Written request: Set down the data below verbatim, beginning at the line containing "svg-text:60: 60 xyxy=(364,460,376,474)" and stopping after the line containing "svg-text:0: 0 xyxy=(379,470,385,484)".

Given entries:
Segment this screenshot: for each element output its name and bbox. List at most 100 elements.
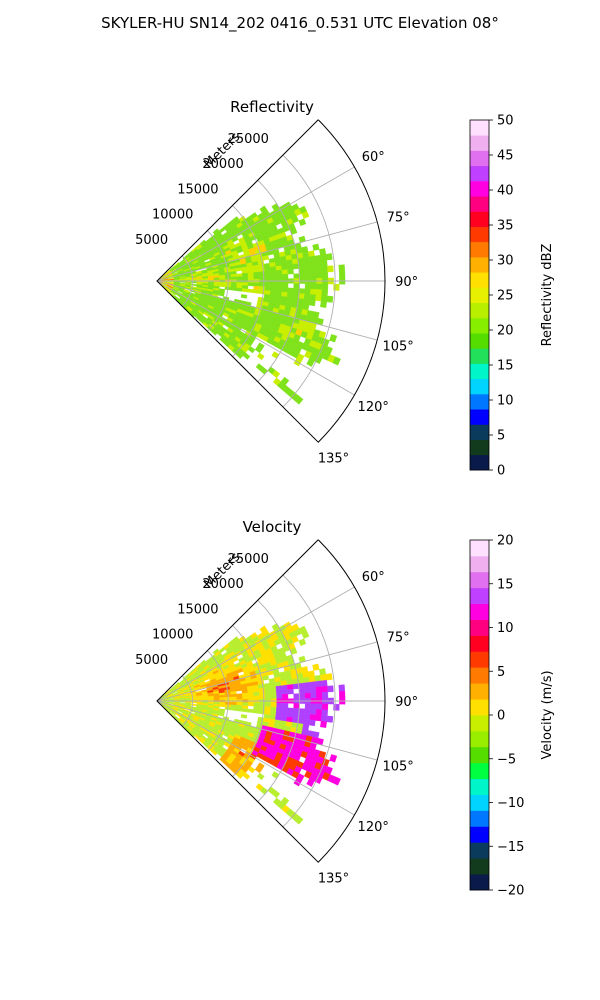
radar-cell xyxy=(256,352,265,361)
radar-cell xyxy=(190,283,197,287)
radar-cell xyxy=(282,283,289,289)
radar-cell xyxy=(240,714,248,719)
radar-cell xyxy=(320,259,328,267)
radar-cell xyxy=(292,712,300,719)
radar-cell xyxy=(304,272,312,279)
radar-cell xyxy=(253,695,260,700)
radar-cell xyxy=(179,701,186,703)
azimuth-tick-label: 105° xyxy=(382,760,413,775)
radar-cell xyxy=(241,272,249,277)
radar-cell xyxy=(276,702,283,708)
colorbar-swatch xyxy=(470,363,489,380)
radar-cell xyxy=(208,277,215,281)
radar-cell xyxy=(310,288,317,296)
colorbar-tick-label: −5 xyxy=(497,752,516,767)
radar-cell xyxy=(258,289,266,295)
azimuth-tick-label: 75° xyxy=(387,630,410,645)
radar-cell xyxy=(338,684,346,692)
radar-cell xyxy=(286,684,294,690)
radar-cell xyxy=(316,272,323,279)
colorbar-swatch xyxy=(470,454,489,471)
azimuth-tick-label: 135° xyxy=(318,452,349,467)
colorbar-swatch xyxy=(470,226,489,243)
radar-cell xyxy=(321,265,328,273)
colorbar-swatch xyxy=(470,842,489,859)
radar-cell xyxy=(298,288,306,295)
radar-cell xyxy=(310,283,317,290)
radar-cell xyxy=(264,702,272,708)
radar-cell xyxy=(219,277,226,281)
radial-tick-label: 25000 xyxy=(228,132,269,147)
radar-cell xyxy=(270,702,277,708)
radar-cell xyxy=(259,706,266,711)
radar-cell xyxy=(320,295,328,303)
colorbar-swatch xyxy=(470,196,489,212)
radar-cell xyxy=(264,286,272,292)
colorbar-swatch xyxy=(470,587,489,605)
polar-frame xyxy=(156,539,386,863)
reflectivity-panel: Reflectivity 500010000150002000025000Met… xyxy=(135,98,555,479)
radar-cell xyxy=(230,693,237,698)
radial-tick-label: 25000 xyxy=(228,552,269,567)
radar-cell xyxy=(281,269,289,275)
radar-cell xyxy=(321,271,329,279)
radar-cell xyxy=(329,334,338,343)
radar-cell xyxy=(247,702,255,707)
radar-cell xyxy=(235,351,244,359)
radar-cell xyxy=(312,663,320,671)
radar-cell xyxy=(280,680,288,686)
radar-cell xyxy=(264,266,271,272)
radar-cell xyxy=(190,703,197,707)
radar-cell xyxy=(256,772,265,781)
radar-cell xyxy=(321,289,328,297)
azimuth-tick-label: 90° xyxy=(395,275,418,290)
colorbar-tick-label: 0 xyxy=(497,709,505,724)
radar-cell xyxy=(294,815,304,825)
radar-cell xyxy=(240,294,248,299)
radar-cell xyxy=(258,267,266,273)
colorbar-swatch xyxy=(470,810,489,827)
radar-cell xyxy=(259,275,266,280)
radar-cell xyxy=(298,713,305,720)
radar-cell xyxy=(282,703,289,709)
azimuth-tick-label: 60° xyxy=(362,570,385,585)
radar-cell xyxy=(242,696,249,700)
colorbar-tick-label: 5 xyxy=(497,429,505,444)
radar-cell xyxy=(310,272,317,279)
colorbar-tick-label: −10 xyxy=(497,796,524,811)
colorbar-swatch xyxy=(470,794,489,811)
radar-cell xyxy=(314,775,323,785)
radar-cell xyxy=(299,693,306,699)
radar-cell xyxy=(315,709,323,716)
radar-cell xyxy=(236,287,243,292)
radar-cell xyxy=(259,695,266,700)
radar-cell xyxy=(308,675,316,683)
radar-cell xyxy=(241,708,249,713)
radar-cell xyxy=(264,270,272,276)
azimuth-gridline xyxy=(156,280,355,396)
radar-cell xyxy=(310,692,317,699)
reflectivity-grid xyxy=(156,119,386,443)
radar-cell xyxy=(202,698,209,701)
radar-cell xyxy=(190,701,198,704)
radial-tick-label: 15000 xyxy=(177,182,218,197)
radar-cell xyxy=(270,690,277,696)
radar-cell xyxy=(298,638,307,647)
radar-cell xyxy=(247,272,254,277)
azimuth-gridline xyxy=(156,641,378,702)
colorbar-swatch xyxy=(470,715,489,732)
colorbar-swatch xyxy=(470,651,489,668)
figure-title: SKYLER-HU SN14_202 0416_0.531 UTC Elevat… xyxy=(101,14,499,32)
radar-cell xyxy=(333,703,340,711)
radar-cell xyxy=(276,274,283,280)
radar-cell xyxy=(304,283,312,290)
colorbar-swatch xyxy=(470,555,489,573)
radial-tick-label: 5000 xyxy=(135,653,168,668)
radar-cell xyxy=(264,274,272,280)
colorbar-swatch xyxy=(470,667,489,684)
radar-cell xyxy=(242,702,249,706)
colorbar-tick-label: 0 xyxy=(497,464,505,479)
colorbar-swatch xyxy=(470,683,489,700)
radar-cell xyxy=(309,714,317,721)
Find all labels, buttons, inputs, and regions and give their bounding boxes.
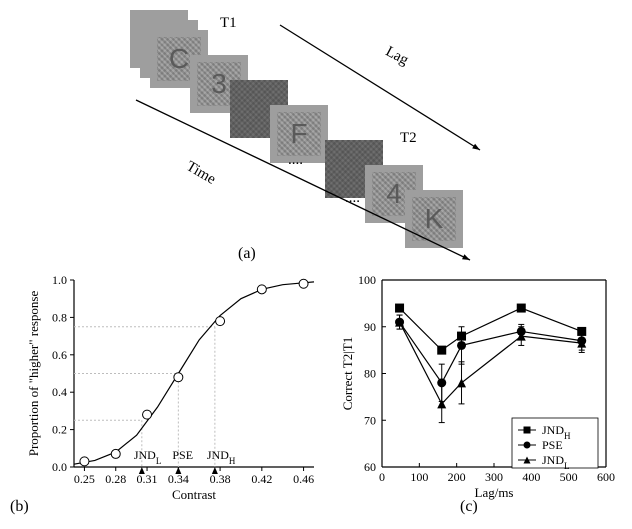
svg-text:60: 60 xyxy=(364,460,376,474)
svg-text:Contrast: Contrast xyxy=(172,487,216,502)
svg-text:0.46: 0.46 xyxy=(293,472,314,486)
svg-text:0.2: 0.2 xyxy=(52,423,67,437)
svg-text:0.34: 0.34 xyxy=(168,472,189,486)
caption-b: (b) xyxy=(10,498,29,516)
svg-text:0.25: 0.25 xyxy=(74,472,95,486)
svg-text:Proportion of "higher" respons: Proportion of "higher" response xyxy=(26,291,41,457)
svg-text:600: 600 xyxy=(597,470,615,484)
arrow xyxy=(130,94,476,266)
svg-text:90: 90 xyxy=(364,320,376,334)
panel-b: 0.25 0.28 0.31 0.34 0.38 0.42 0.46 0.0 0.2 0.4 0.6… xyxy=(22,272,322,512)
svg-text:100: 100 xyxy=(358,273,376,287)
chart-c: 010020030040050060060708090100JNDHPSEJND… xyxy=(338,272,618,512)
panel-c: 010020030040050060060708090100JNDHPSEJND… xyxy=(338,272,618,512)
svg-text:0.42: 0.42 xyxy=(251,472,272,486)
svg-text:70: 70 xyxy=(364,413,376,427)
svg-text:100: 100 xyxy=(410,470,428,484)
svg-text:JNDH: JNDH xyxy=(207,448,236,466)
svg-text:1.0: 1.0 xyxy=(52,273,67,287)
svg-text:0: 0 xyxy=(379,470,385,484)
caption-c: (c) xyxy=(460,498,478,516)
svg-text:500: 500 xyxy=(560,470,578,484)
svg-text:PSE: PSE xyxy=(542,438,563,452)
annotation-text: T1 xyxy=(220,15,237,32)
svg-text:JNDL: JNDL xyxy=(134,448,162,466)
svg-text:0.0: 0.0 xyxy=(52,460,67,474)
svg-text:0.8: 0.8 xyxy=(52,310,67,324)
svg-text:Lag/ms: Lag/ms xyxy=(475,485,514,500)
svg-text:400: 400 xyxy=(522,470,540,484)
svg-text:0.4: 0.4 xyxy=(52,385,67,399)
svg-text:0.31: 0.31 xyxy=(137,472,158,486)
svg-text:300: 300 xyxy=(485,470,503,484)
svg-text:0.6: 0.6 xyxy=(52,348,67,362)
svg-text:PSE: PSE xyxy=(172,448,193,462)
svg-text:0.28: 0.28 xyxy=(105,472,126,486)
chart-b: 0.25 0.28 0.31 0.34 0.38 0.42 0.46 0.0 0.2 0.4 0.6… xyxy=(22,272,322,512)
caption-a: (a) xyxy=(238,245,256,263)
svg-text:200: 200 xyxy=(448,470,466,484)
svg-text:80: 80 xyxy=(364,367,376,381)
svg-text:Correct T2|T1: Correct T2|T1 xyxy=(340,337,355,410)
svg-text:0.38: 0.38 xyxy=(210,472,231,486)
panel-a: C3F4KT1T2........LagTime xyxy=(130,10,500,240)
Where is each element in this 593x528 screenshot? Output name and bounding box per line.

Task response:
svg-text:60: 60 xyxy=(364,460,376,474)
svg-text:Contrast: Contrast xyxy=(172,487,216,502)
svg-text:0.46: 0.46 xyxy=(293,472,314,486)
svg-text:0.2: 0.2 xyxy=(52,423,67,437)
svg-text:0.34: 0.34 xyxy=(168,472,189,486)
caption-b: (b) xyxy=(10,498,29,516)
svg-text:0.25: 0.25 xyxy=(74,472,95,486)
svg-text:Proportion of "higher" respons: Proportion of "higher" response xyxy=(26,291,41,457)
svg-text:600: 600 xyxy=(597,470,615,484)
arrow xyxy=(130,94,476,266)
svg-text:90: 90 xyxy=(364,320,376,334)
panel-b: 0.25 0.28 0.31 0.34 0.38 0.42 0.46 0.0 0.2 0.4 0.6… xyxy=(22,272,322,512)
svg-text:100: 100 xyxy=(358,273,376,287)
chart-c: 010020030040050060060708090100JNDHPSEJND… xyxy=(338,272,618,512)
panel-c: 010020030040050060060708090100JNDHPSEJND… xyxy=(338,272,618,512)
svg-text:0.42: 0.42 xyxy=(251,472,272,486)
svg-text:70: 70 xyxy=(364,413,376,427)
svg-text:100: 100 xyxy=(410,470,428,484)
svg-text:JNDH: JNDH xyxy=(207,448,236,466)
svg-text:1.0: 1.0 xyxy=(52,273,67,287)
svg-text:0: 0 xyxy=(379,470,385,484)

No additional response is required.